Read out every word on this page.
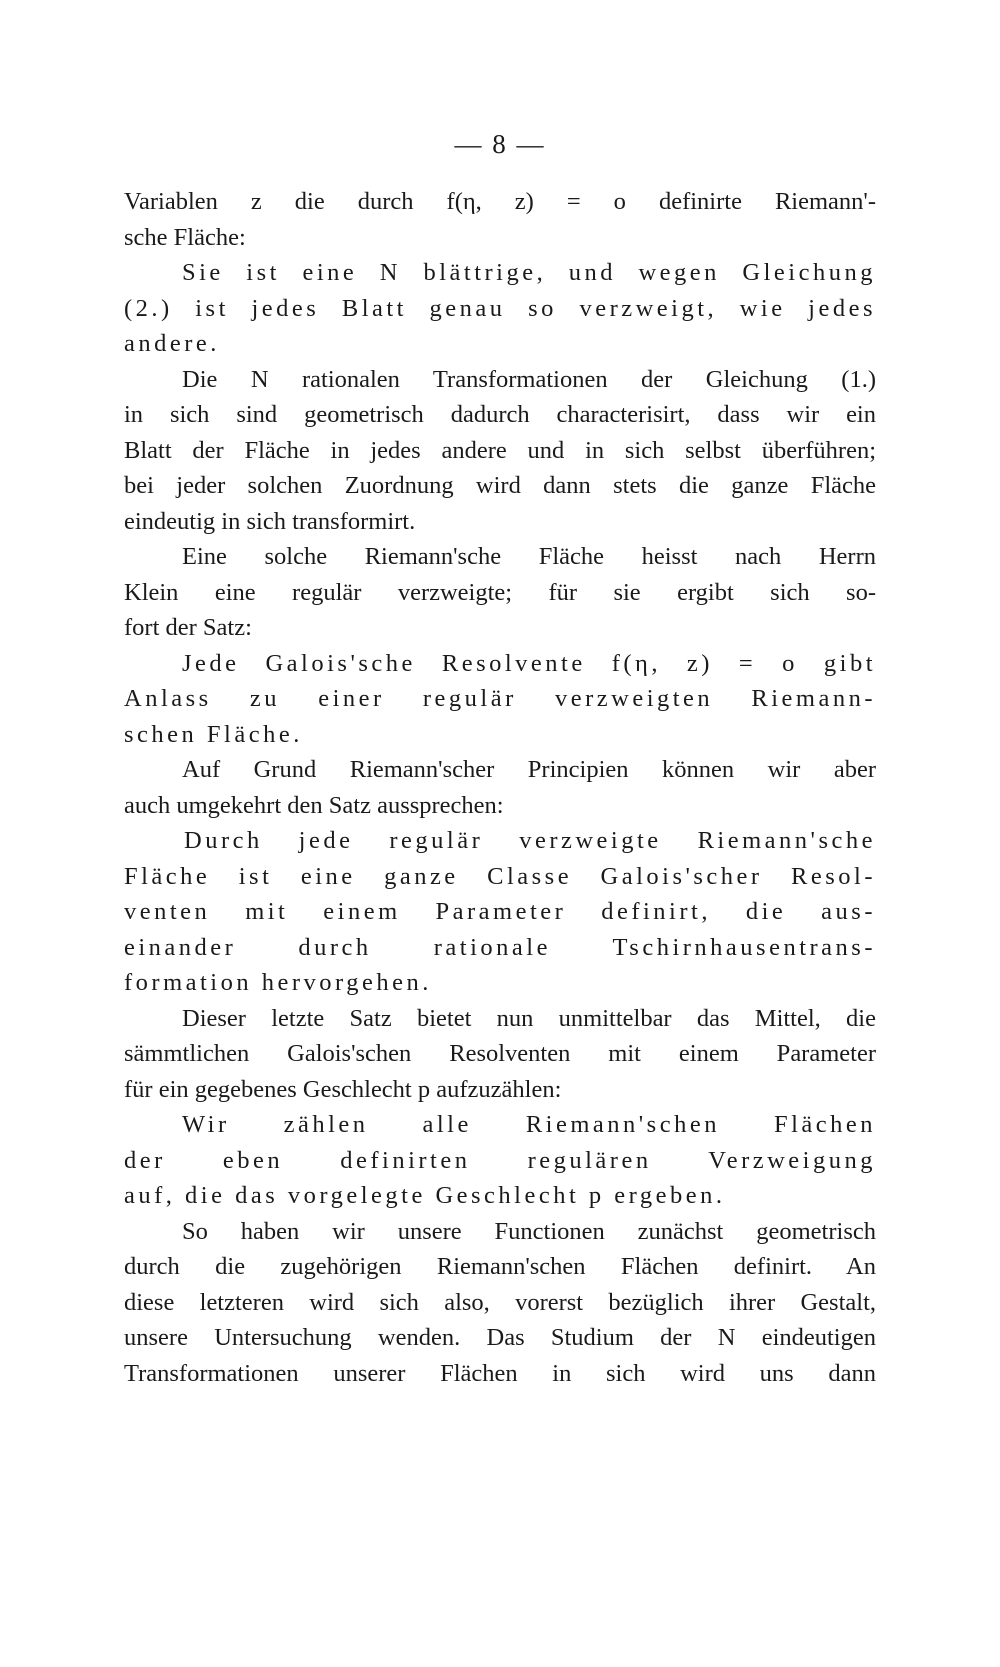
— 8 —
Variablen z die durch f(η, z) = o definirte Riemann'-
sche Fläche:
Sie ist eine N blättrige, und wegen Gleichung
(2.) ist jedes Blatt genau so verzweigt, wie jedes
andere.
Die N rationalen Transformationen der Gleichung (1.)
in sich sind geometrisch dadurch characterisirt, dass wir ein
Blatt der Fläche in jedes andere und in sich selbst überführen;
bei jeder solchen Zuordnung wird dann stets die ganze Fläche
eindeutig in sich transformirt.
Eine solche Riemann'sche Fläche heisst nach Herrn
Klein eine regulär verzweigte; für sie ergibt sich so-
fort der Satz:
Jede Galois'sche Resolvente f(η, z) = o gibt
Anlass zu einer regulär verzweigten Riemann-
schen Fläche.
Auf Grund Riemann'scher Principien können wir aber
auch umgekehrt den Satz aussprechen:
Durch jede regulär verzweigte Riemann'sche
Fläche ist eine ganze Classe Galois'scher Resol-
venten mit einem Parameter definirt, die aus-
einander durch rationale Tschirnhausentrans-
formation hervorgehen.
Dieser letzte Satz bietet nun unmittelbar das Mittel, die
sämmtlichen Galois'schen Resolventen mit einem Parameter
für ein gegebenes Geschlecht p aufzuzählen:
Wir zählen alle Riemann'schen Flächen
der eben definirten regulären Verzweigung
auf, die das vorgelegte Geschlecht p ergeben.
So haben wir unsere Functionen zunächst geometrisch
durch die zugehörigen Riemann'schen Flächen definirt. An
diese letzteren wird sich also, vorerst bezüglich ihrer Gestalt,
unsere Untersuchung wenden. Das Studium der N eindeutigen
Transformationen unserer Flächen in sich wird uns dann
○ ○ ○ ○ ○
◆ Work to complete:
Every line of the listing that holds "Gleichung" should be found and copied.

◆ Finished answer:
Sie ist eine N blättrige, und wegen Gleichung
Die N rationalen Transformationen der Gleichung (1.)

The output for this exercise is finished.